**Challenge**
Locate the string "injection" throughout the material and copy every line in which it occurs.

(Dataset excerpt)
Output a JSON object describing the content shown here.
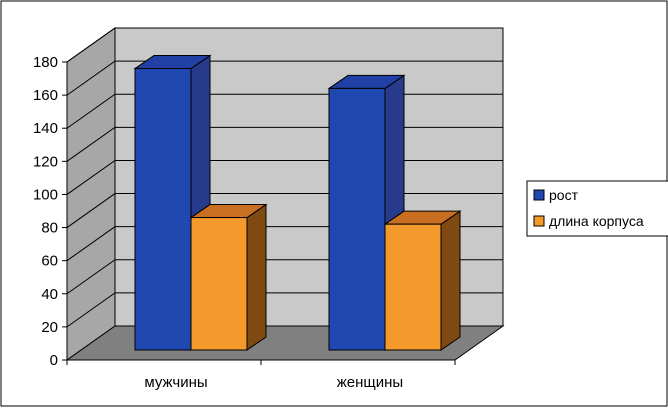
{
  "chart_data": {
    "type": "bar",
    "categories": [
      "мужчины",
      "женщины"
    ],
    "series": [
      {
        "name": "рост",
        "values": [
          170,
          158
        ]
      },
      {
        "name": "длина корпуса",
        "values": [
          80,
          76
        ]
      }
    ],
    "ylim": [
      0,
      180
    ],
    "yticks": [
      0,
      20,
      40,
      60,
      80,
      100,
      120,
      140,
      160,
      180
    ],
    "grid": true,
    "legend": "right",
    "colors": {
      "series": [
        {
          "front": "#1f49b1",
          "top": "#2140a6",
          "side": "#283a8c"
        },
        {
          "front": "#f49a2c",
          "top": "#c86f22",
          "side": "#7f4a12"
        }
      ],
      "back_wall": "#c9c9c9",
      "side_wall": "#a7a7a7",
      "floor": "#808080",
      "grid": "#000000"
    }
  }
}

...

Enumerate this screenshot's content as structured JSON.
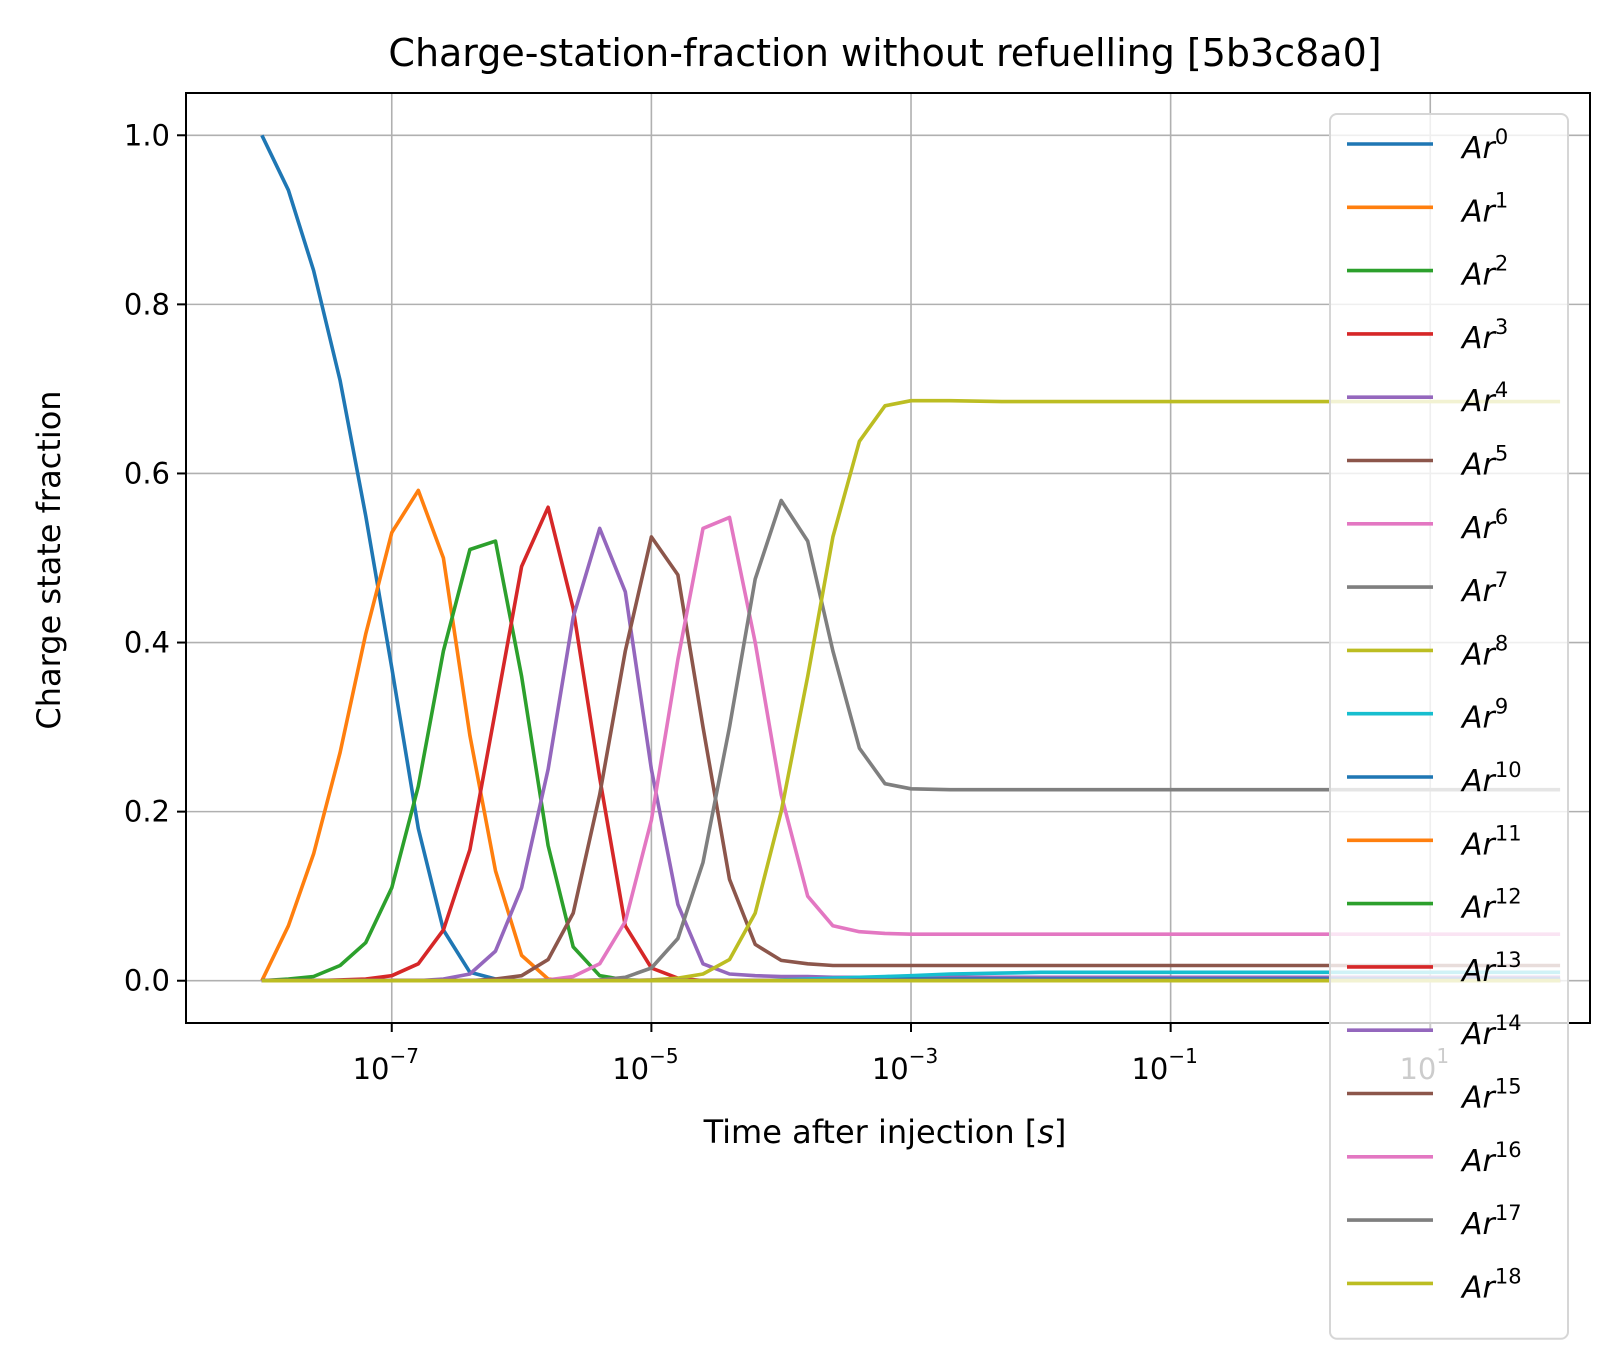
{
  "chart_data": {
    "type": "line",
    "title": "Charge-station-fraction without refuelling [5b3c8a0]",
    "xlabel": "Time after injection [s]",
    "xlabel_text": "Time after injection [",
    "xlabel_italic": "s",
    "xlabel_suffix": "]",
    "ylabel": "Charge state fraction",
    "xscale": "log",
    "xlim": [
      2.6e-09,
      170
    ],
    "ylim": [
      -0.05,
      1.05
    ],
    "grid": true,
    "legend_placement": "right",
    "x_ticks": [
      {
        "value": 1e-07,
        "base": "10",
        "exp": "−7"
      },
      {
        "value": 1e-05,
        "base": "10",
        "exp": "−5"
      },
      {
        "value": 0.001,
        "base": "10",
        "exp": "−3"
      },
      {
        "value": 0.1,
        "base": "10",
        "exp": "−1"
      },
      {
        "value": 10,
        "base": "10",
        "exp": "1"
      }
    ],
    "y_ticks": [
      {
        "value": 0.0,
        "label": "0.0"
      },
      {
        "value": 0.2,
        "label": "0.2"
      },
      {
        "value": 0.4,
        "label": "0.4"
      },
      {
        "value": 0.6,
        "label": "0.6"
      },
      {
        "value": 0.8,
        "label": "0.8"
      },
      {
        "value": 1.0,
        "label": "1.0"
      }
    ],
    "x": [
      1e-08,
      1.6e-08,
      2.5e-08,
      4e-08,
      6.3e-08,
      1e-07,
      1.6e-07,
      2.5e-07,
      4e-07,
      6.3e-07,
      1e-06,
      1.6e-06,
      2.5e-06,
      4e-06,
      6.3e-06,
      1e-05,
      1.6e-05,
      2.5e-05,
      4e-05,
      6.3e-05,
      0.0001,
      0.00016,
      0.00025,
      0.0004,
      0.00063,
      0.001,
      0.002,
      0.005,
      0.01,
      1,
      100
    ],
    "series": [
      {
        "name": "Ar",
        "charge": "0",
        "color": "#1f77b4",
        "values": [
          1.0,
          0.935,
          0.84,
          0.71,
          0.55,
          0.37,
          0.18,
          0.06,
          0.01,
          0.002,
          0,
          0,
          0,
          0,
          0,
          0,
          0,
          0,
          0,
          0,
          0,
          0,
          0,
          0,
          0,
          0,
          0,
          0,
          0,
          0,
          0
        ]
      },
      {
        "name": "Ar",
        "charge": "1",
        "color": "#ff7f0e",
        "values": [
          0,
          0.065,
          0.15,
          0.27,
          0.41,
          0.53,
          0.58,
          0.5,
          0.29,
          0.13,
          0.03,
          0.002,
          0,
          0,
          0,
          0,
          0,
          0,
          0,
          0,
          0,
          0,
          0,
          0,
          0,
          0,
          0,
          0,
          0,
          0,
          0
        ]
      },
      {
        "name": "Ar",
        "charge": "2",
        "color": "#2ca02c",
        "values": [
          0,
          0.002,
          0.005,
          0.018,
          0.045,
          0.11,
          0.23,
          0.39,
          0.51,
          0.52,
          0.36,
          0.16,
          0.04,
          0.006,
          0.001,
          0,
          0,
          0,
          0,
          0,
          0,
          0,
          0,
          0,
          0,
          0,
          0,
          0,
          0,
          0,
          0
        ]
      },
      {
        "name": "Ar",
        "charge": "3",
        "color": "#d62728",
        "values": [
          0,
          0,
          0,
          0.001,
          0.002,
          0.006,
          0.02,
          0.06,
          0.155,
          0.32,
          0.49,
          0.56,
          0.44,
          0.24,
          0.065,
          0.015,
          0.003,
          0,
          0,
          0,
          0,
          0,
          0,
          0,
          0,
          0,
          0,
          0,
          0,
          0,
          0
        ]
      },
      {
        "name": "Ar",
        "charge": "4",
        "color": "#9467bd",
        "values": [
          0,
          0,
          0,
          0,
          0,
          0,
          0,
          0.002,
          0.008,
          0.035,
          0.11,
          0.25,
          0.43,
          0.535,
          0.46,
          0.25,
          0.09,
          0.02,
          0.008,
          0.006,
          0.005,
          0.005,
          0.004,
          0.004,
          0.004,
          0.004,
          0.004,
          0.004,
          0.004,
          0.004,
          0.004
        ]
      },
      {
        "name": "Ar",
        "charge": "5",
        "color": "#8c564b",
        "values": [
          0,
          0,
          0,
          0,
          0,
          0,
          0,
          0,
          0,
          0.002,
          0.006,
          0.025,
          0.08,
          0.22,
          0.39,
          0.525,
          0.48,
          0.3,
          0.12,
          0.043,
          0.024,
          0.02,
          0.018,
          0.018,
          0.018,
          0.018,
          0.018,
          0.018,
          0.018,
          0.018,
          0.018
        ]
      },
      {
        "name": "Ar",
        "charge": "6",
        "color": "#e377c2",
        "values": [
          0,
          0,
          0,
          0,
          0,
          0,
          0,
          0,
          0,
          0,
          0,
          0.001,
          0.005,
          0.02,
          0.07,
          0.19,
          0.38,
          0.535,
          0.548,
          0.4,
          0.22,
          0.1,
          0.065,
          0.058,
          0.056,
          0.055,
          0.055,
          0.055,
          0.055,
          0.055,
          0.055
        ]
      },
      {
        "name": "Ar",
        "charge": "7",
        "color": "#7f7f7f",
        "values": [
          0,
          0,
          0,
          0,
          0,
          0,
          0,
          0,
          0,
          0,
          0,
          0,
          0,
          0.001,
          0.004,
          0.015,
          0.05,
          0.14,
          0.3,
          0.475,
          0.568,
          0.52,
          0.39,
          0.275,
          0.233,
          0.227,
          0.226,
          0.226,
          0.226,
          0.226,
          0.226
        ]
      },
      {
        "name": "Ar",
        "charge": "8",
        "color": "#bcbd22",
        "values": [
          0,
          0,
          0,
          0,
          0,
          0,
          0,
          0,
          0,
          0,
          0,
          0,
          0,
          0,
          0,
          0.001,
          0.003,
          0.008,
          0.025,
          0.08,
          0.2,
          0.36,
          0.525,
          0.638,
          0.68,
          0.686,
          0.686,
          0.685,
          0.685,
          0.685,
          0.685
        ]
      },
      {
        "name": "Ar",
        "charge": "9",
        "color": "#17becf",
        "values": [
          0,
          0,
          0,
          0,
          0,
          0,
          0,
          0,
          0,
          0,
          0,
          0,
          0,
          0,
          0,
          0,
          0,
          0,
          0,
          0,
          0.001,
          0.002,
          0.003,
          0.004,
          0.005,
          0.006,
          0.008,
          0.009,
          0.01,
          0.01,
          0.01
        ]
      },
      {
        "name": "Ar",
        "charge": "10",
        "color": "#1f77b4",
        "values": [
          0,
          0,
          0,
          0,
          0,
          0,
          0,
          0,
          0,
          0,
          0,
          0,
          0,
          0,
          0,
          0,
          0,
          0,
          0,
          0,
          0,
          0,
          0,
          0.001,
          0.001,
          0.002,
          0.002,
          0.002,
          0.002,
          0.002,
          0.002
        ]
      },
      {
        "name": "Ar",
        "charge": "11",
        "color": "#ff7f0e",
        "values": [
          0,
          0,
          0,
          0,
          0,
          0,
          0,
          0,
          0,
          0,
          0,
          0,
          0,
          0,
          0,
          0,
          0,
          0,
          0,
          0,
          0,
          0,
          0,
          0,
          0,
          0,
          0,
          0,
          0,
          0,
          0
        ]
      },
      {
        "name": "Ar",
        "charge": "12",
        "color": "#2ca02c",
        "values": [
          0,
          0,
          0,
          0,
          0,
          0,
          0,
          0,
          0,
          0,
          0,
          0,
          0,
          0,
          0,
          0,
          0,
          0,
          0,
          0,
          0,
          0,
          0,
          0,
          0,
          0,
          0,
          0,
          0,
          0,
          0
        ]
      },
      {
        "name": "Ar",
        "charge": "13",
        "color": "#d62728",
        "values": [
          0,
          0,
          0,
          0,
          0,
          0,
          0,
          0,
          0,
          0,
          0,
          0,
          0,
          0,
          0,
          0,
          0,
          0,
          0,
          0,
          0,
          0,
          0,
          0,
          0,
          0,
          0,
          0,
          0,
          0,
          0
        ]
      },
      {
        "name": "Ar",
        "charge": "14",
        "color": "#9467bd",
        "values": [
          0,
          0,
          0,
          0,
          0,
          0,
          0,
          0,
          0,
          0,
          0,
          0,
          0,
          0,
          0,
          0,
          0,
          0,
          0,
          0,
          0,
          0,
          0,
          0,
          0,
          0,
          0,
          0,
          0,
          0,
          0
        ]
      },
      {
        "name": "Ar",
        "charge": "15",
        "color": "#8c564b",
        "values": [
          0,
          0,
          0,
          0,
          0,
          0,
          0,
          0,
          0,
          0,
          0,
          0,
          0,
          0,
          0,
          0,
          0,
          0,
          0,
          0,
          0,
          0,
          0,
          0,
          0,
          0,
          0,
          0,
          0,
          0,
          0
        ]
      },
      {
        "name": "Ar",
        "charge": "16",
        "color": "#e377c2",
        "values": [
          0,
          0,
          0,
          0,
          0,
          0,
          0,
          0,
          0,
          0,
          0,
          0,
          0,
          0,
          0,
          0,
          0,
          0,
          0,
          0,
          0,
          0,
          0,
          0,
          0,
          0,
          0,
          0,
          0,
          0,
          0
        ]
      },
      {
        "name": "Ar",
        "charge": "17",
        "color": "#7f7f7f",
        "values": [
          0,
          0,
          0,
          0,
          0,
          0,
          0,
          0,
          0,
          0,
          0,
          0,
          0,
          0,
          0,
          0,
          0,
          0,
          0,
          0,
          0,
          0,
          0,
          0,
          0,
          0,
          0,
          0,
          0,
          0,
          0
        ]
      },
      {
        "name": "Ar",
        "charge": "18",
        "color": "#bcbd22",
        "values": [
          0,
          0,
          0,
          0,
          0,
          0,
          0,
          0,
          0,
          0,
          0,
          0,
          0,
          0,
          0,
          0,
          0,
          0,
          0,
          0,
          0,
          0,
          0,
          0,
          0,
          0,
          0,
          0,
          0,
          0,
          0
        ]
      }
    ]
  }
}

**Worked solution**
    "xlabel": "Time after injection [s]",
    "xlabel_text": "Time after injection [",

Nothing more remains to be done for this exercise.